**Records supplied**
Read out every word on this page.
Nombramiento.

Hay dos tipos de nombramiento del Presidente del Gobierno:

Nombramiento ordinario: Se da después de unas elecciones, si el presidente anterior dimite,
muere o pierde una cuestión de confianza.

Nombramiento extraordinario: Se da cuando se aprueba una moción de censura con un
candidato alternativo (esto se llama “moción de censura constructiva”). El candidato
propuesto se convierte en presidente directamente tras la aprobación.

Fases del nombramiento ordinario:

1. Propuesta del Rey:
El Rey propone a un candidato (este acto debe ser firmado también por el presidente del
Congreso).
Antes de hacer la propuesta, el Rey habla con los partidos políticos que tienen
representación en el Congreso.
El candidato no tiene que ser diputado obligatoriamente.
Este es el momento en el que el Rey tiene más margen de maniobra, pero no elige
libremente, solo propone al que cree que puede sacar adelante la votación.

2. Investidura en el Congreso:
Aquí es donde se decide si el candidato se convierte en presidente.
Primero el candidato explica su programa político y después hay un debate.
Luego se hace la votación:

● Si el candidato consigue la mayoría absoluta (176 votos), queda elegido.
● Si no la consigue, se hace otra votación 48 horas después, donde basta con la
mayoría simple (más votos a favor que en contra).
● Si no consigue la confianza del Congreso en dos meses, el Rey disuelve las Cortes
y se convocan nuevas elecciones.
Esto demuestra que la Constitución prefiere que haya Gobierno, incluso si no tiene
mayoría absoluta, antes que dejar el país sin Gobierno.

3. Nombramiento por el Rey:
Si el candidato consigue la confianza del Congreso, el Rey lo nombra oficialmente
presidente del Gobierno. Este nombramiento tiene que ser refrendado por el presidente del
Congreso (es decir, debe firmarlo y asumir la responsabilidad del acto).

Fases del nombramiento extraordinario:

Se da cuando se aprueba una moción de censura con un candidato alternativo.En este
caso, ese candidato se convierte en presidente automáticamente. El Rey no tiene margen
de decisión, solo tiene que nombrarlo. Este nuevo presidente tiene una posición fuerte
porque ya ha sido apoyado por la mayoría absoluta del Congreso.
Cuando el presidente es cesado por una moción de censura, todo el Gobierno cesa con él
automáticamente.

**Problem statement**
Word for word, write out all of the data above.

**Final answer**
Read out every word on this page.
Nombramiento.

Hay dos tipos de nombramiento del Presidente del Gobierno:

Nombramiento ordinario: Se da después de unas elecciones, si el presidente anterior dimite,
muere o pierde una cuestión de confianza.

Nombramiento extraordinario: Se da cuando se aprueba una moción de censura con un
candidato alternativo (esto se llama “moción de censura constructiva”). El candidato
propuesto se convierte en presidente directamente tras la aprobación.

Fases del nombramiento ordinario:

1. Propuesta del Rey:
El Rey propone a un candidato (este acto debe ser firmado también por el presidente del
Congreso).
Antes de hacer la propuesta, el Rey habla con los partidos políticos que tienen
representación en el Congreso.
El candidato no tiene que ser diputado obligatoriamente.
Este es el momento en el que el Rey tiene más margen de maniobra, pero no elige
libremente, solo propone al que cree que puede sacar adelante la votación.

2. Investidura en el Congreso:
Aquí es donde se decide si el candidato se convierte en presidente.
Primero el candidato explica su programa político y después hay un debate.
Luego se hace la votación:

● Si el candidato consigue la mayoría absoluta (176 votos), queda elegido.
● Si no la consigue, se hace otra votación 48 horas después, donde basta con la
mayoría simple (más votos a favor que en contra).
● Si no consigue la confianza del Congreso en dos meses, el Rey disuelve las Cortes
y se convocan nuevas elecciones.
Esto demuestra que la Constitución prefiere que haya Gobierno, incluso si no tiene
mayoría absoluta, antes que dejar el país sin Gobierno.

3. Nombramiento por el Rey:
Si el candidato consigue la confianza del Congreso, el Rey lo nombra oficialmente
presidente del Gobierno. Este nombramiento tiene que ser refrendado por el presidente del
Congreso (es decir, debe firmarlo y asumir la responsabilidad del acto).

Fases del nombramiento extraordinario:

Se da cuando se aprueba una moción de censura con un candidato alternativo.En este
caso, ese candidato se convierte en presidente automáticamente. El Rey no tiene margen
de decisión, solo tiene que nombrarlo. Este nuevo presidente tiene una posición fuerte
porque ya ha sido apoyado por la mayoría absoluta del Congreso.
Cuando el presidente es cesado por una moción de censura, todo el Gobierno cesa con él
automáticamente.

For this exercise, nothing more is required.